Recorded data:
•••••

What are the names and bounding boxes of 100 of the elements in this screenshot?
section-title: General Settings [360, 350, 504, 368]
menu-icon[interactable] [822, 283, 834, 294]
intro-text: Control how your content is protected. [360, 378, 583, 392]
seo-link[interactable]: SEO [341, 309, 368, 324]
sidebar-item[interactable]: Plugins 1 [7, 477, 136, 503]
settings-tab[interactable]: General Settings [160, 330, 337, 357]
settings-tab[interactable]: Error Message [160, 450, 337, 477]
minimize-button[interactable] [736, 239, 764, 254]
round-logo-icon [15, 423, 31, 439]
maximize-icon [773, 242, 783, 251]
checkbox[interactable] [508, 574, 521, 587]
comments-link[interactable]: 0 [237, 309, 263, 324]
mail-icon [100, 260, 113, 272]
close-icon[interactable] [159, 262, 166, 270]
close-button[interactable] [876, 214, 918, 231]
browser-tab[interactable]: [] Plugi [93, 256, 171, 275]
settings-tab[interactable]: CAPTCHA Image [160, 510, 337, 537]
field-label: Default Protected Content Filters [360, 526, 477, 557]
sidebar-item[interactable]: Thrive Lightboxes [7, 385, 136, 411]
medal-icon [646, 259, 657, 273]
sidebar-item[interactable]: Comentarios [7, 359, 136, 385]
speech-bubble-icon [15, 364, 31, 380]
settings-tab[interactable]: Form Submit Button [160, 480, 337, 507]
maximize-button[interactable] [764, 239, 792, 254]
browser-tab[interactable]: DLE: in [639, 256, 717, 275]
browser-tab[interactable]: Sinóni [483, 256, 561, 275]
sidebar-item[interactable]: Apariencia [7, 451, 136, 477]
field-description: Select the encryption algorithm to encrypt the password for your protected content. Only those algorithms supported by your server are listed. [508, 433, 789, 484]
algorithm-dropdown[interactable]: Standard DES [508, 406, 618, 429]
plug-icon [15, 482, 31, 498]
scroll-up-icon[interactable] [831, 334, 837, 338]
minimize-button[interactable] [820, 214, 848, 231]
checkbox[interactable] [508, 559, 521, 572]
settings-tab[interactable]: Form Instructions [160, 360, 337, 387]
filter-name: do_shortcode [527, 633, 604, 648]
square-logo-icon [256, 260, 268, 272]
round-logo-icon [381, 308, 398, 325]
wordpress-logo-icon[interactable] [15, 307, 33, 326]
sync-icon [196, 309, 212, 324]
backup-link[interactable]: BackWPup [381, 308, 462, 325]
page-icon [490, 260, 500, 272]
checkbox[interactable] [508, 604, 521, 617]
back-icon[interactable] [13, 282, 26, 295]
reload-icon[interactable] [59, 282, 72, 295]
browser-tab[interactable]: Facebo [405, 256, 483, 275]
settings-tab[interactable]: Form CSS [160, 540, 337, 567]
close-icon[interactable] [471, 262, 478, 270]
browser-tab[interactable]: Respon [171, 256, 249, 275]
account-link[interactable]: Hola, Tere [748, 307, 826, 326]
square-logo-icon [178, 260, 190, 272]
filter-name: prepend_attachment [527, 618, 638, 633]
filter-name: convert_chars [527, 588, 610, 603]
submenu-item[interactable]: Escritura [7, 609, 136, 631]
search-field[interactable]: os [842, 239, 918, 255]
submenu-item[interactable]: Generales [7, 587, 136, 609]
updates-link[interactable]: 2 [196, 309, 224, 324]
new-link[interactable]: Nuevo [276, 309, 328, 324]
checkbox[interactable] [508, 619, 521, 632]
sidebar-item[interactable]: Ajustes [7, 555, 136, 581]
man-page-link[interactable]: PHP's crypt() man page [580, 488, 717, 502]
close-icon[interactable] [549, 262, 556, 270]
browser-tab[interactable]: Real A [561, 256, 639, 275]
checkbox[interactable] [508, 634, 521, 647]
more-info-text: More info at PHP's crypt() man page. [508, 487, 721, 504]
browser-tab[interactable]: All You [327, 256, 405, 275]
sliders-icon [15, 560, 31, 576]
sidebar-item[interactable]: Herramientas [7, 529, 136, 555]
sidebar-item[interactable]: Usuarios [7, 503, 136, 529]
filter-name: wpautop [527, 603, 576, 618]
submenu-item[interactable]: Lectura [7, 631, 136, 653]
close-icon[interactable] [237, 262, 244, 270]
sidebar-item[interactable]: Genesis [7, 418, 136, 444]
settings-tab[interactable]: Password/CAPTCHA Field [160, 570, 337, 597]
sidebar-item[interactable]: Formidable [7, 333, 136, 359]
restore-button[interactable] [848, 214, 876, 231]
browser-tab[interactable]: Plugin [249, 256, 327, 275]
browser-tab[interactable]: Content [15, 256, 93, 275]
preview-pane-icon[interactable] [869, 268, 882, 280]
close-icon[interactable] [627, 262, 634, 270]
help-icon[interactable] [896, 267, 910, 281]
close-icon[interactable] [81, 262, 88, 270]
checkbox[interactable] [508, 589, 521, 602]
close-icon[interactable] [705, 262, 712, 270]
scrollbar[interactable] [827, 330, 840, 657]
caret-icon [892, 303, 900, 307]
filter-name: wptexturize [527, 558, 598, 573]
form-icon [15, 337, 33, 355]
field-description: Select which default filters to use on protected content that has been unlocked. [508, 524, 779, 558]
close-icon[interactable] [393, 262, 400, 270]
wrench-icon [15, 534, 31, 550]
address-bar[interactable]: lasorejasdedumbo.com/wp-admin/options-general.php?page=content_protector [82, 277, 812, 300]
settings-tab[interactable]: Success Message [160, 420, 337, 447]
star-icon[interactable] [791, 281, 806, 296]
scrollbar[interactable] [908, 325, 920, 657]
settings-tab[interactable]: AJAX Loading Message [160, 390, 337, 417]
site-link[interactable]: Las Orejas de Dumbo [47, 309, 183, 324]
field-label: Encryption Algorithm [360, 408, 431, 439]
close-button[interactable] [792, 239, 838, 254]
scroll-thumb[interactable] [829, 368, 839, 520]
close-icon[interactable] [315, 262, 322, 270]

•••••

Could you reproduce the data above exactly as given?

- **COMPLETED EXERCISE**
What are the names and bounding boxes of 100 of the elements in this screenshot?
section-title: General Settings [360, 350, 504, 368]
menu-icon[interactable] [822, 283, 834, 294]
intro-text: Control how your content is protected. [360, 378, 583, 392]
seo-link[interactable]: SEO [341, 309, 368, 324]
sidebar-item[interactable]: Plugins 1 [7, 477, 136, 503]
settings-tab[interactable]: General Settings [160, 330, 337, 357]
settings-tab[interactable]: Error Message [160, 450, 337, 477]
minimize-button[interactable] [736, 239, 764, 254]
round-logo-icon [15, 423, 31, 439]
maximize-icon [773, 242, 783, 251]
checkbox[interactable] [508, 574, 521, 587]
comments-link[interactable]: 0 [237, 309, 263, 324]
mail-icon [100, 260, 113, 272]
close-icon[interactable] [159, 262, 166, 270]
close-button[interactable] [876, 214, 918, 231]
browser-tab[interactable]: [] Plugi [93, 256, 171, 275]
settings-tab[interactable]: CAPTCHA Image [160, 510, 337, 537]
field-label: Default Protected Content Filters [360, 526, 477, 557]
sidebar-item[interactable]: Thrive Lightboxes [7, 385, 136, 411]
medal-icon [646, 259, 657, 273]
sidebar-item[interactable]: Comentarios [7, 359, 136, 385]
speech-bubble-icon [15, 364, 31, 380]
settings-tab[interactable]: Form Submit Button [160, 480, 337, 507]
maximize-button[interactable] [764, 239, 792, 254]
browser-tab[interactable]: DLE: in [639, 256, 717, 275]
browser-tab[interactable]: Sinóni [483, 256, 561, 275]
sidebar-item[interactable]: Apariencia [7, 451, 136, 477]
field-description: Select the encryption algorithm to encrypt the password for your protected content. Only those algorithms supported by your server are listed. [508, 433, 789, 484]
algorithm-dropdown[interactable]: Standard DES [508, 406, 618, 429]
plug-icon [15, 482, 31, 498]
scroll-up-icon[interactable] [831, 334, 837, 338]
minimize-button[interactable] [820, 214, 848, 231]
checkbox[interactable] [508, 559, 521, 572]
settings-tab[interactable]: Form Instructions [160, 360, 337, 387]
filter-name: do_shortcode [527, 633, 604, 648]
square-logo-icon [256, 260, 268, 272]
round-logo-icon [381, 308, 398, 325]
wordpress-logo-icon[interactable] [15, 307, 33, 326]
sync-icon [196, 309, 212, 324]
backup-link[interactable]: BackWPup [381, 308, 462, 325]
page-icon [490, 260, 500, 272]
checkbox[interactable] [508, 604, 521, 617]
back-icon[interactable] [13, 282, 26, 295]
reload-icon[interactable] [59, 282, 72, 295]
browser-tab[interactable]: Facebo [405, 256, 483, 275]
settings-tab[interactable]: Form CSS [160, 540, 337, 567]
close-icon[interactable] [471, 262, 478, 270]
browser-tab[interactable]: Respon [171, 256, 249, 275]
account-link[interactable]: Hola, Tere [748, 307, 826, 326]
square-logo-icon [178, 260, 190, 272]
filter-name: prepend_attachment [527, 618, 638, 633]
filter-name: convert_chars [527, 588, 610, 603]
submenu-item[interactable]: Escritura [7, 609, 136, 631]
search-field[interactable]: os [842, 239, 918, 255]
submenu-item[interactable]: Generales [7, 587, 136, 609]
updates-link[interactable]: 2 [196, 309, 224, 324]
new-link[interactable]: Nuevo [276, 309, 328, 324]
checkbox[interactable] [508, 619, 521, 632]
sidebar-item[interactable]: Ajustes [7, 555, 136, 581]
man-page-link[interactable]: PHP's crypt() man page [580, 488, 717, 502]
close-icon[interactable] [549, 262, 556, 270]
browser-tab[interactable]: Real A [561, 256, 639, 275]
checkbox[interactable] [508, 634, 521, 647]
more-info-text: More info at PHP's crypt() man page. [508, 487, 721, 504]
browser-tab[interactable]: All You [327, 256, 405, 275]
sliders-icon [15, 560, 31, 576]
sidebar-item[interactable]: Herramientas [7, 529, 136, 555]
sidebar-item[interactable]: Usuarios [7, 503, 136, 529]
filter-name: wpautop [527, 603, 576, 618]
submenu-item[interactable]: Lectura [7, 631, 136, 653]
close-icon[interactable] [237, 262, 244, 270]
sidebar-item[interactable]: Genesis [7, 418, 136, 444]
settings-tab[interactable]: Password/CAPTCHA Field [160, 570, 337, 597]
sidebar-item[interactable]: Formidable [7, 333, 136, 359]
restore-button[interactable] [848, 214, 876, 231]
browser-tab[interactable]: Plugin [249, 256, 327, 275]
browser-tab[interactable]: Content [15, 256, 93, 275]
preview-pane-icon[interactable] [869, 268, 882, 280]
close-icon[interactable] [627, 262, 634, 270]
help-icon[interactable] [896, 267, 910, 281]
close-icon[interactable] [81, 262, 88, 270]
checkbox[interactable] [508, 589, 521, 602]
close-icon[interactable] [705, 262, 712, 270]
scrollbar[interactable] [827, 330, 840, 657]
caret-icon [892, 303, 900, 307]
filter-name: wptexturize [527, 558, 598, 573]
form-icon [15, 337, 33, 355]
field-description: Select which default filters to use on protected content that has been unlocked. [508, 524, 779, 558]
close-icon[interactable] [393, 262, 400, 270]
wrench-icon [15, 534, 31, 550]
address-bar[interactable]: lasorejasdedumbo.com/wp-admin/options-general.php?page=content_protector [82, 277, 812, 300]
settings-tab[interactable]: Success Message [160, 420, 337, 447]
star-icon[interactable] [791, 281, 806, 296]
scrollbar[interactable] [908, 325, 920, 657]
settings-tab[interactable]: AJAX Loading Message [160, 390, 337, 417]
site-link[interactable]: Las Orejas de Dumbo [47, 309, 183, 324]
field-label: Encryption Algorithm [360, 408, 431, 439]
close-button[interactable] [792, 239, 838, 254]
scroll-thumb[interactable] [829, 368, 839, 520]
close-icon[interactable] [315, 262, 322, 270]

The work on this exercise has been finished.